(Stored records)
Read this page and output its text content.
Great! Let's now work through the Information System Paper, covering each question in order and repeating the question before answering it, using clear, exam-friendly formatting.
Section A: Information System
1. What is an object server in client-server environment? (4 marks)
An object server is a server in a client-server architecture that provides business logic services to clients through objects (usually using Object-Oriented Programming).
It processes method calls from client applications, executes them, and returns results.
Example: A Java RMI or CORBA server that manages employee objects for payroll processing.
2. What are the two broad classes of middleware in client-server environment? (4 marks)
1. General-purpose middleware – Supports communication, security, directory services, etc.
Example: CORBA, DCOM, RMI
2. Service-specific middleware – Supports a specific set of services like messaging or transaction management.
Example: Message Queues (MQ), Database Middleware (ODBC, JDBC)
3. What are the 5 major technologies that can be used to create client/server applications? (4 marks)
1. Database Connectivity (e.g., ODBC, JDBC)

Aim of the task
Give back the whole listing exactly as it reads.

Solution for this problem
Read this page and output its text content.
Great! Let's now work through the Information System Paper, covering each question in order and repeating the question before answering it, using clear, exam-friendly formatting.
Section A: Information System
1. What is an object server in client-server environment? (4 marks)
An object server is a server in a client-server architecture that provides business logic services to clients through objects (usually using Object-Oriented Programming).
It processes method calls from client applications, executes them, and returns results.
Example: A Java RMI or CORBA server that manages employee objects for payroll processing.
2. What are the two broad classes of middleware in client-server environment? (4 marks)
1. General-purpose middleware – Supports communication, security, directory services, etc.
Example: CORBA, DCOM, RMI
2. Service-specific middleware – Supports a specific set of services like messaging or transaction management.
Example: Message Queues (MQ), Database Middleware (ODBC, JDBC)
3. What are the 5 major technologies that can be used to create client/server applications? (4 marks)
1. Database Connectivity (e.g., ODBC, JDBC)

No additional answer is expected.